■ **Exercise aim**: Copy the records exactly, leaving out every picture.

■ **Material shown**:
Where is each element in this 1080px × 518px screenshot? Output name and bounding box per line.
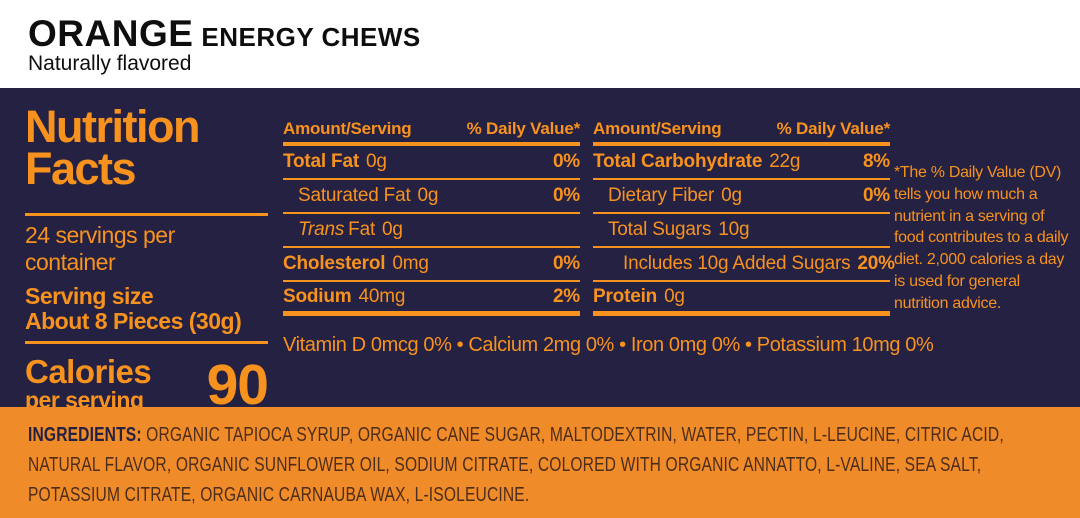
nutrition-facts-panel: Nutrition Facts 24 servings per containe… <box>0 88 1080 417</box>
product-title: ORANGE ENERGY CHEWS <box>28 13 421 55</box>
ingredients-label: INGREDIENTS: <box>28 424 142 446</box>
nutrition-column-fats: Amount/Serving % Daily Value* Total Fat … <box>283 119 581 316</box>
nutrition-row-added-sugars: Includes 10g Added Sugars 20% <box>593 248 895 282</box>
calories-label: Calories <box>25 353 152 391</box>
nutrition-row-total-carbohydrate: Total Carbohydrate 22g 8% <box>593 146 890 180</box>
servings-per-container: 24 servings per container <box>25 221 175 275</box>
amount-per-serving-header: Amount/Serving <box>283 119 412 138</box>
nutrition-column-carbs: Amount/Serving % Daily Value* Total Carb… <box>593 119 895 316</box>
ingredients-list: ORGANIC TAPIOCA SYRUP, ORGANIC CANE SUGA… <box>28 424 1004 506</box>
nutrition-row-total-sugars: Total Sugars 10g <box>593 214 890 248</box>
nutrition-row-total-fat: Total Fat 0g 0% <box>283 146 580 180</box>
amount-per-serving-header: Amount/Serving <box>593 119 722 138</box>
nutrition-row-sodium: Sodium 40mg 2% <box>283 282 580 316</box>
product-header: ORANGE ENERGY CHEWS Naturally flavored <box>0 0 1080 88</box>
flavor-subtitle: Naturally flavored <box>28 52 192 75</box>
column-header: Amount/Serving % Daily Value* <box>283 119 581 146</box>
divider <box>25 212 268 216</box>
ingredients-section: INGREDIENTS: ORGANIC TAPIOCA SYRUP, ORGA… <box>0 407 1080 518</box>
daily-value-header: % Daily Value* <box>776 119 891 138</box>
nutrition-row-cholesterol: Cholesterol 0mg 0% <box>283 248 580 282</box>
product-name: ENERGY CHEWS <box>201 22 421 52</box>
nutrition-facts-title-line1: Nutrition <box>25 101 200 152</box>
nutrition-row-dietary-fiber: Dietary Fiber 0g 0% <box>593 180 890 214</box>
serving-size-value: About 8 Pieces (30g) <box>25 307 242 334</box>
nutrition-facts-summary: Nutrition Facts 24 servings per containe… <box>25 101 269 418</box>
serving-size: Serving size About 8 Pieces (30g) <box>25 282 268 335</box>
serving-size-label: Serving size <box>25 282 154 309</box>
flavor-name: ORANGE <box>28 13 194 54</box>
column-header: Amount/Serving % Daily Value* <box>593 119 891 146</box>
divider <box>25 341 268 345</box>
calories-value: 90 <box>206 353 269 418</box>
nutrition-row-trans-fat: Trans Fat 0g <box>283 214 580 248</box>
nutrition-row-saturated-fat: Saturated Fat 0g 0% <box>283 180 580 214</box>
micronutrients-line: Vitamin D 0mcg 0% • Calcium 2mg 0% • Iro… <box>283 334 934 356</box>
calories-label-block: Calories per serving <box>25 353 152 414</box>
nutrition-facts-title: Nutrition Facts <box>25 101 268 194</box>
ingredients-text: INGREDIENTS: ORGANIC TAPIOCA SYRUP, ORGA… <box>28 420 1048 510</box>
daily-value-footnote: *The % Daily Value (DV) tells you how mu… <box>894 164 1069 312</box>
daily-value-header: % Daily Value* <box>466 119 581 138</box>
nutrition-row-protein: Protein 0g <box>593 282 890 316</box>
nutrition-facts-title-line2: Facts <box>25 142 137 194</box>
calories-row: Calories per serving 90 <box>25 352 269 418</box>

■ **Written response**:
Where is each element in this 1080px × 518px screenshot? Output name and bounding box per line.
nutrition-facts-panel: Nutrition Facts 24 servings per containe… <box>0 88 1080 417</box>
product-title: ORANGE ENERGY CHEWS <box>28 13 421 55</box>
ingredients-label: INGREDIENTS: <box>28 424 142 446</box>
nutrition-column-fats: Amount/Serving % Daily Value* Total Fat … <box>283 119 581 316</box>
nutrition-row-added-sugars: Includes 10g Added Sugars 20% <box>593 248 895 282</box>
calories-label: Calories <box>25 353 152 391</box>
nutrition-row-total-carbohydrate: Total Carbohydrate 22g 8% <box>593 146 890 180</box>
servings-per-container: 24 servings per container <box>25 221 175 275</box>
amount-per-serving-header: Amount/Serving <box>283 119 412 138</box>
nutrition-column-carbs: Amount/Serving % Daily Value* Total Carb… <box>593 119 895 316</box>
ingredients-list: ORGANIC TAPIOCA SYRUP, ORGANIC CANE SUGA… <box>28 424 1004 506</box>
nutrition-row-total-sugars: Total Sugars 10g <box>593 214 890 248</box>
nutrition-row-total-fat: Total Fat 0g 0% <box>283 146 580 180</box>
amount-per-serving-header: Amount/Serving <box>593 119 722 138</box>
nutrition-row-sodium: Sodium 40mg 2% <box>283 282 580 316</box>
product-header: ORANGE ENERGY CHEWS Naturally flavored <box>0 0 1080 88</box>
flavor-subtitle: Naturally flavored <box>28 52 192 75</box>
column-header: Amount/Serving % Daily Value* <box>283 119 581 146</box>
divider <box>25 212 268 216</box>
ingredients-section: INGREDIENTS: ORGANIC TAPIOCA SYRUP, ORGA… <box>0 407 1080 518</box>
daily-value-header: % Daily Value* <box>776 119 891 138</box>
nutrition-row-cholesterol: Cholesterol 0mg 0% <box>283 248 580 282</box>
product-name: ENERGY CHEWS <box>201 22 421 52</box>
nutrition-facts-title-line1: Nutrition <box>25 101 200 152</box>
nutrition-row-dietary-fiber: Dietary Fiber 0g 0% <box>593 180 890 214</box>
serving-size-value: About 8 Pieces (30g) <box>25 307 242 334</box>
nutrition-facts-summary: Nutrition Facts 24 servings per containe… <box>25 101 269 418</box>
serving-size: Serving size About 8 Pieces (30g) <box>25 282 268 335</box>
serving-size-label: Serving size <box>25 282 154 309</box>
flavor-name: ORANGE <box>28 13 194 54</box>
column-header: Amount/Serving % Daily Value* <box>593 119 891 146</box>
divider <box>25 341 268 345</box>
calories-value: 90 <box>206 353 269 418</box>
nutrition-row-trans-fat: Trans Fat 0g <box>283 214 580 248</box>
nutrition-row-saturated-fat: Saturated Fat 0g 0% <box>283 180 580 214</box>
micronutrients-line: Vitamin D 0mcg 0% • Calcium 2mg 0% • Iro… <box>283 334 934 356</box>
calories-label-block: Calories per serving <box>25 353 152 414</box>
nutrition-facts-title: Nutrition Facts <box>25 101 268 194</box>
ingredients-text: INGREDIENTS: ORGANIC TAPIOCA SYRUP, ORGA… <box>28 420 1048 510</box>
daily-value-footnote: *The % Daily Value (DV) tells you how mu… <box>894 164 1069 312</box>
daily-value-header: % Daily Value* <box>466 119 581 138</box>
nutrition-row-protein: Protein 0g <box>593 282 890 316</box>
nutrition-facts-title-line2: Facts <box>25 142 137 194</box>
calories-row: Calories per serving 90 <box>25 352 269 418</box>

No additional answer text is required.